- Record extracts -
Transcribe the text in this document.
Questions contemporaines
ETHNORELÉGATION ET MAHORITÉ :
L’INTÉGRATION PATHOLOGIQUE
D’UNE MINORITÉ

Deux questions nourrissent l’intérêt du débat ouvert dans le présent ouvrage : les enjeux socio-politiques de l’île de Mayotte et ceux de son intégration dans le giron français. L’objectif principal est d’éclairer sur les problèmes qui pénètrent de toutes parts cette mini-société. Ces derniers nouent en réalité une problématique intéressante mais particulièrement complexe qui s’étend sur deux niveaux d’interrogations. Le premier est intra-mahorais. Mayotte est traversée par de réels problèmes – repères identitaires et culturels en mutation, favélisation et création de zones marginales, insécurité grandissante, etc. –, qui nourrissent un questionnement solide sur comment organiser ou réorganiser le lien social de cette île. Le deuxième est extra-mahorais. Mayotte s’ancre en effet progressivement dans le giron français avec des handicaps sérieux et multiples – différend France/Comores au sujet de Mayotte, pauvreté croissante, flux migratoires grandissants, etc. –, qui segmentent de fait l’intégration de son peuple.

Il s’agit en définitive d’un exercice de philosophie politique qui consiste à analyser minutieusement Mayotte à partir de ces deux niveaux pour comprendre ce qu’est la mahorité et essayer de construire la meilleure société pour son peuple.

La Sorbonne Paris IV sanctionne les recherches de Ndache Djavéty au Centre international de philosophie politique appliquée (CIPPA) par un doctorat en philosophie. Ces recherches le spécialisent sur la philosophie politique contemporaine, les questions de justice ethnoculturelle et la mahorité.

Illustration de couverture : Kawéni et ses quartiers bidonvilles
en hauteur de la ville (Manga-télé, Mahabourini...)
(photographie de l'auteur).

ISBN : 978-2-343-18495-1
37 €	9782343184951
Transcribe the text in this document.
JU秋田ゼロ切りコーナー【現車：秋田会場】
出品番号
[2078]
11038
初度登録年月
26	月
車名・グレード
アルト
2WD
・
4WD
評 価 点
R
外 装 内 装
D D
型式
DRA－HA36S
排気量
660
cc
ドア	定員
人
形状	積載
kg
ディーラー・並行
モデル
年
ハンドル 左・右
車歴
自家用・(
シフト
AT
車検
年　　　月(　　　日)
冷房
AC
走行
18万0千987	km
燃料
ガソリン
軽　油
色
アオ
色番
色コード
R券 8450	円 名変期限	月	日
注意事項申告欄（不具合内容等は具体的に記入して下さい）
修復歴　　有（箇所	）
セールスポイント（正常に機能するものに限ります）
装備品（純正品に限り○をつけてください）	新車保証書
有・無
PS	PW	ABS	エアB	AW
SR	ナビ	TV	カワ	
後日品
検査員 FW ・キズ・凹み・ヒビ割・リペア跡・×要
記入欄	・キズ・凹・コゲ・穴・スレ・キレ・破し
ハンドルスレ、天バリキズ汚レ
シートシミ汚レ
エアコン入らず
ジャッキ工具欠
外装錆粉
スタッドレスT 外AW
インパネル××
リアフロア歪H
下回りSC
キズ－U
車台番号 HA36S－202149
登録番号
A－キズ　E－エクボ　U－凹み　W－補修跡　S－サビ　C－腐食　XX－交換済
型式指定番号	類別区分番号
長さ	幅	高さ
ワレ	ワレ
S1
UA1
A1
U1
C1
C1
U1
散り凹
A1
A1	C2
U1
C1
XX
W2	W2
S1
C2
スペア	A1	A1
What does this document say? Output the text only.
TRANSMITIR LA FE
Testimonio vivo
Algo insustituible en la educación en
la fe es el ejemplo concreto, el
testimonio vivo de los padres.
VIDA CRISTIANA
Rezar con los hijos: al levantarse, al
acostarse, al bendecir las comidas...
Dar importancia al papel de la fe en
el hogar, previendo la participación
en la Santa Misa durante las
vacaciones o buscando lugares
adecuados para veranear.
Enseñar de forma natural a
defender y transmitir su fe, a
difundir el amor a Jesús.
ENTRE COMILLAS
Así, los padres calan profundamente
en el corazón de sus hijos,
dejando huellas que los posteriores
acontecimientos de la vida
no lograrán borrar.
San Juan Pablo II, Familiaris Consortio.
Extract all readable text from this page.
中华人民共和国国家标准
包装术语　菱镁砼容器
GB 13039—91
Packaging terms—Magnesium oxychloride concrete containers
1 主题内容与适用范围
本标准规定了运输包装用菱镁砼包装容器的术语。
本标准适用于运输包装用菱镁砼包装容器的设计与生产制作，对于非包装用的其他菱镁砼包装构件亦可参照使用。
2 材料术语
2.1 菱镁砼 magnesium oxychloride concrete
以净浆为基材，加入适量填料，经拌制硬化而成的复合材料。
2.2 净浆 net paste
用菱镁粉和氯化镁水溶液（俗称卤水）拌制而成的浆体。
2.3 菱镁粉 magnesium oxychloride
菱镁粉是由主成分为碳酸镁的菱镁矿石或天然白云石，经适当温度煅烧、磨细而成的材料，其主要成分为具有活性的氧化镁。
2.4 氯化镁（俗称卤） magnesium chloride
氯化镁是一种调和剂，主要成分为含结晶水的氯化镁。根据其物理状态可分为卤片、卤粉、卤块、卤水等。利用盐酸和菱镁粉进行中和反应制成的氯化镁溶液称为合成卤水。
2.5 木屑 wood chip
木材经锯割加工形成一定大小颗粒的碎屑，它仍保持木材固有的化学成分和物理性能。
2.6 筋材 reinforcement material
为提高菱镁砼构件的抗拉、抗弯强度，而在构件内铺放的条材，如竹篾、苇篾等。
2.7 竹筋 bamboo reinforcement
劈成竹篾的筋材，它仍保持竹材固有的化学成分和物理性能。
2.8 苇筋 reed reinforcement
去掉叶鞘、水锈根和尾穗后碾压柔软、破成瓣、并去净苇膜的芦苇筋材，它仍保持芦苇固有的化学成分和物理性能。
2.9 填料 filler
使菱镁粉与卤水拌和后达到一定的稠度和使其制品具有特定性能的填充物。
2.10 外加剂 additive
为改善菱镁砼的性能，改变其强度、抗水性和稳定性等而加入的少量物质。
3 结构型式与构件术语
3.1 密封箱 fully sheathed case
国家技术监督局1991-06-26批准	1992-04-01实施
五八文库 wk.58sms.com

- Brief -
Print back all the lines verbatim.

- Exercise output -
Transcribe the text in this document.
Questions contemporaines
ETHNORELÉGATION ET MAHORITÉ :
L’INTÉGRATION PATHOLOGIQUE
D’UNE MINORITÉ

Deux questions nourrissent l’intérêt du débat ouvert dans le présent ouvrage : les enjeux socio-politiques de l’île de Mayotte et ceux de son intégration dans le giron français. L’objectif principal est d’éclairer sur les problèmes qui pénètrent de toutes parts cette mini-société. Ces derniers nouent en réalité une problématique intéressante mais particulièrement complexe qui s’étend sur deux niveaux d’interrogations. Le premier est intra-mahorais. Mayotte est traversée par de réels problèmes – repères identitaires et culturels en mutation, favélisation et création de zones marginales, insécurité grandissante, etc. –, qui nourrissent un questionnement solide sur comment organiser ou réorganiser le lien social de cette île. Le deuxième est extra-mahorais. Mayotte s’ancre en effet progressivement dans le giron français avec des handicaps sérieux et multiples – différend France/Comores au sujet de Mayotte, pauvreté croissante, flux migratoires grandissants, etc. –, qui segmentent de fait l’intégration de son peuple.

Il s’agit en définitive d’un exercice de philosophie politique qui consiste à analyser minutieusement Mayotte à partir de ces deux niveaux pour comprendre ce qu’est la mahorité et essayer de construire la meilleure société pour son peuple.

La Sorbonne Paris IV sanctionne les recherches de Ndache Djavéty au Centre international de philosophie politique appliquée (CIPPA) par un doctorat en philosophie. Ces recherches le spécialisent sur la philosophie politique contemporaine, les questions de justice ethnoculturelle et la mahorité.

Illustration de couverture : Kawéni et ses quartiers bidonvilles
en hauteur de la ville (Manga-télé, Mahabourini...)
(photographie de l'auteur).

ISBN : 978-2-343-18495-1
37 €	9782343184951
Transcribe the text in this document.
JU秋田ゼロ切りコーナー【現車：秋田会場】
出品番号
[2078]
11038
初度登録年月
26	月
車名・グレード
アルト
2WD
・
4WD
評 価 点
R
外 装 内 装
D D
型式
DRA－HA36S
排気量
660
cc
ドア	定員
人
形状	積載
kg
ディーラー・並行
モデル
年
ハンドル 左・右
車歴
自家用・(
シフト
AT
車検
年　　　月(　　　日)
冷房
AC
走行
18万0千987	km
燃料
ガソリン
軽　油
色
アオ
色番
色コード
R券 8450	円 名変期限	月	日
注意事項申告欄（不具合内容等は具体的に記入して下さい）
修復歴　　有（箇所	）
セールスポイント（正常に機能するものに限ります）
装備品（純正品に限り○をつけてください）	新車保証書
有・無
PS	PW	ABS	エアB	AW
SR	ナビ	TV	カワ	
後日品
検査員 FW ・キズ・凹み・ヒビ割・リペア跡・×要
記入欄	・キズ・凹・コゲ・穴・スレ・キレ・破し
ハンドルスレ、天バリキズ汚レ
シートシミ汚レ
エアコン入らず
ジャッキ工具欠
外装錆粉
スタッドレスT 外AW
インパネル××
リアフロア歪H
下回りSC
キズ－U
車台番号 HA36S－202149
登録番号
A－キズ　E－エクボ　U－凹み　W－補修跡　S－サビ　C－腐食　XX－交換済
型式指定番号	類別区分番号
長さ	幅	高さ
ワレ	ワレ
S1
UA1
A1
U1
C1
C1
U1
散り凹
A1
A1	C2
U1
C1
XX
W2	W2
S1
C2
スペア	A1	A1
What does this document say? Output the text only.
TRANSMITIR LA FE
Testimonio vivo
Algo insustituible en la educación en
la fe es el ejemplo concreto, el
testimonio vivo de los padres.
VIDA CRISTIANA
Rezar con los hijos: al levantarse, al
acostarse, al bendecir las comidas...
Dar importancia al papel de la fe en
el hogar, previendo la participación
en la Santa Misa durante las
vacaciones o buscando lugares
adecuados para veranear.
Enseñar de forma natural a
defender y transmitir su fe, a
difundir el amor a Jesús.
ENTRE COMILLAS
Así, los padres calan profundamente
en el corazón de sus hijos,
dejando huellas que los posteriores
acontecimientos de la vida
no lograrán borrar.
San Juan Pablo II, Familiaris Consortio.
Extract all readable text from this page.
中华人民共和国国家标准
包装术语　菱镁砼容器
GB 13039—91
Packaging terms—Magnesium oxychloride concrete containers
1 主题内容与适用范围
本标准规定了运输包装用菱镁砼包装容器的术语。
本标准适用于运输包装用菱镁砼包装容器的设计与生产制作，对于非包装用的其他菱镁砼包装构件亦可参照使用。
2 材料术语
2.1 菱镁砼 magnesium oxychloride concrete
以净浆为基材，加入适量填料，经拌制硬化而成的复合材料。
2.2 净浆 net paste
用菱镁粉和氯化镁水溶液（俗称卤水）拌制而成的浆体。
2.3 菱镁粉 magnesium oxychloride
菱镁粉是由主成分为碳酸镁的菱镁矿石或天然白云石，经适当温度煅烧、磨细而成的材料，其主要成分为具有活性的氧化镁。
2.4 氯化镁（俗称卤） magnesium chloride
氯化镁是一种调和剂，主要成分为含结晶水的氯化镁。根据其物理状态可分为卤片、卤粉、卤块、卤水等。利用盐酸和菱镁粉进行中和反应制成的氯化镁溶液称为合成卤水。
2.5 木屑 wood chip
木材经锯割加工形成一定大小颗粒的碎屑，它仍保持木材固有的化学成分和物理性能。
2.6 筋材 reinforcement material
为提高菱镁砼构件的抗拉、抗弯强度，而在构件内铺放的条材，如竹篾、苇篾等。
2.7 竹筋 bamboo reinforcement
劈成竹篾的筋材，它仍保持竹材固有的化学成分和物理性能。
2.8 苇筋 reed reinforcement
去掉叶鞘、水锈根和尾穗后碾压柔软、破成瓣、并去净苇膜的芦苇筋材，它仍保持芦苇固有的化学成分和物理性能。
2.9 填料 filler
使菱镁粉与卤水拌和后达到一定的稠度和使其制品具有特定性能的填充物。
2.10 外加剂 additive
为改善菱镁砼的性能，改变其强度、抗水性和稳定性等而加入的少量物质。
3 结构型式与构件术语
3.1 密封箱 fully sheathed case
国家技术监督局1991-06-26批准	1992-04-01实施
五八文库 wk.58sms.com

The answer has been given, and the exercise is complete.